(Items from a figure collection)
-- Start --

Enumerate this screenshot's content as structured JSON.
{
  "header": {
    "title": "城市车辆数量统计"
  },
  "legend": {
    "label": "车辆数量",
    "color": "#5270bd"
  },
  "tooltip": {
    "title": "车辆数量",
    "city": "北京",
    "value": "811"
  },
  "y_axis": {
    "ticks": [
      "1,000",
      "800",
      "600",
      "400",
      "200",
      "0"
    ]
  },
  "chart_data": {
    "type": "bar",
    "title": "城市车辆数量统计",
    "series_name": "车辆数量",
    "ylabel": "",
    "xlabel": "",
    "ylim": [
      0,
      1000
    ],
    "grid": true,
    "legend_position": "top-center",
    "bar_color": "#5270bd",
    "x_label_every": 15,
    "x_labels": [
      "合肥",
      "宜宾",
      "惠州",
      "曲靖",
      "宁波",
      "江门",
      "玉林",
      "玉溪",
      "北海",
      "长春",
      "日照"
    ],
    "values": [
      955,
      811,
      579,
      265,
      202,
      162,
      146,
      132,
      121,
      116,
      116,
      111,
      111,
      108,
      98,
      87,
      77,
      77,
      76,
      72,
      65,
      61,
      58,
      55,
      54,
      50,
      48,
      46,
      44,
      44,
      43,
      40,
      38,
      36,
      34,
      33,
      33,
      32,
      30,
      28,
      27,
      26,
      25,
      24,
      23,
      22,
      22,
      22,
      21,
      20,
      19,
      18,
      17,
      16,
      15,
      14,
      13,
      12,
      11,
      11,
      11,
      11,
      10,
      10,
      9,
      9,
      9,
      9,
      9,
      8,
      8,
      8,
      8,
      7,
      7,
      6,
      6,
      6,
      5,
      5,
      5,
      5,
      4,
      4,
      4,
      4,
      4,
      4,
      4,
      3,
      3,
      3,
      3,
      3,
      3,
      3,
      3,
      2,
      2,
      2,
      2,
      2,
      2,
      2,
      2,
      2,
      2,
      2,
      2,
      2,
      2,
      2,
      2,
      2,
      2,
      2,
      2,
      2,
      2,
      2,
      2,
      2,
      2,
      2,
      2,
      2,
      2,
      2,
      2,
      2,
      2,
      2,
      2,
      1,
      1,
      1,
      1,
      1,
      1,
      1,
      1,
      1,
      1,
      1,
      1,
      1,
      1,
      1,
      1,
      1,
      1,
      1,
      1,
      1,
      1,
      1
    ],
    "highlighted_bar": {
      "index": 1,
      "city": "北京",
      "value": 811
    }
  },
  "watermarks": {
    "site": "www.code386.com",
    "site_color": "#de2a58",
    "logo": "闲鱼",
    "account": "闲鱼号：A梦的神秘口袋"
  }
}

-- End --

» EXERCISE PROMPT
Reproduce the full listing above, character for character.

» RESPONSE
Enumerate this screenshot's content as structured JSON.
{
  "header": {
    "title": "城市车辆数量统计"
  },
  "legend": {
    "label": "车辆数量",
    "color": "#5270bd"
  },
  "tooltip": {
    "title": "车辆数量",
    "city": "北京",
    "value": "811"
  },
  "y_axis": {
    "ticks": [
      "1,000",
      "800",
      "600",
      "400",
      "200",
      "0"
    ]
  },
  "chart_data": {
    "type": "bar",
    "title": "城市车辆数量统计",
    "series_name": "车辆数量",
    "ylabel": "",
    "xlabel": "",
    "ylim": [
      0,
      1000
    ],
    "grid": true,
    "legend_position": "top-center",
    "bar_color": "#5270bd",
    "x_label_every": 15,
    "x_labels": [
      "合肥",
      "宜宾",
      "惠州",
      "曲靖",
      "宁波",
      "江门",
      "玉林",
      "玉溪",
      "北海",
      "长春",
      "日照"
    ],
    "values": [
      955,
      811,
      579,
      265,
      202,
      162,
      146,
      132,
      121,
      116,
      116,
      111,
      111,
      108,
      98,
      87,
      77,
      77,
      76,
      72,
      65,
      61,
      58,
      55,
      54,
      50,
      48,
      46,
      44,
      44,
      43,
      40,
      38,
      36,
      34,
      33,
      33,
      32,
      30,
      28,
      27,
      26,
      25,
      24,
      23,
      22,
      22,
      22,
      21,
      20,
      19,
      18,
      17,
      16,
      15,
      14,
      13,
      12,
      11,
      11,
      11,
      11,
      10,
      10,
      9,
      9,
      9,
      9,
      9,
      8,
      8,
      8,
      8,
      7,
      7,
      6,
      6,
      6,
      5,
      5,
      5,
      5,
      4,
      4,
      4,
      4,
      4,
      4,
      4,
      3,
      3,
      3,
      3,
      3,
      3,
      3,
      3,
      2,
      2,
      2,
      2,
      2,
      2,
      2,
      2,
      2,
      2,
      2,
      2,
      2,
      2,
      2,
      2,
      2,
      2,
      2,
      2,
      2,
      2,
      2,
      2,
      2,
      2,
      2,
      2,
      2,
      2,
      2,
      2,
      2,
      2,
      2,
      2,
      1,
      1,
      1,
      1,
      1,
      1,
      1,
      1,
      1,
      1,
      1,
      1,
      1,
      1,
      1,
      1,
      1,
      1,
      1,
      1,
      1,
      1,
      1
    ],
    "highlighted_bar": {
      "index": 1,
      "city": "北京",
      "value": 811
    }
  },
  "watermarks": {
    "site": "www.code386.com",
    "site_color": "#de2a58",
    "logo": "闲鱼",
    "account": "闲鱼号：A梦的神秘口袋"
  }
}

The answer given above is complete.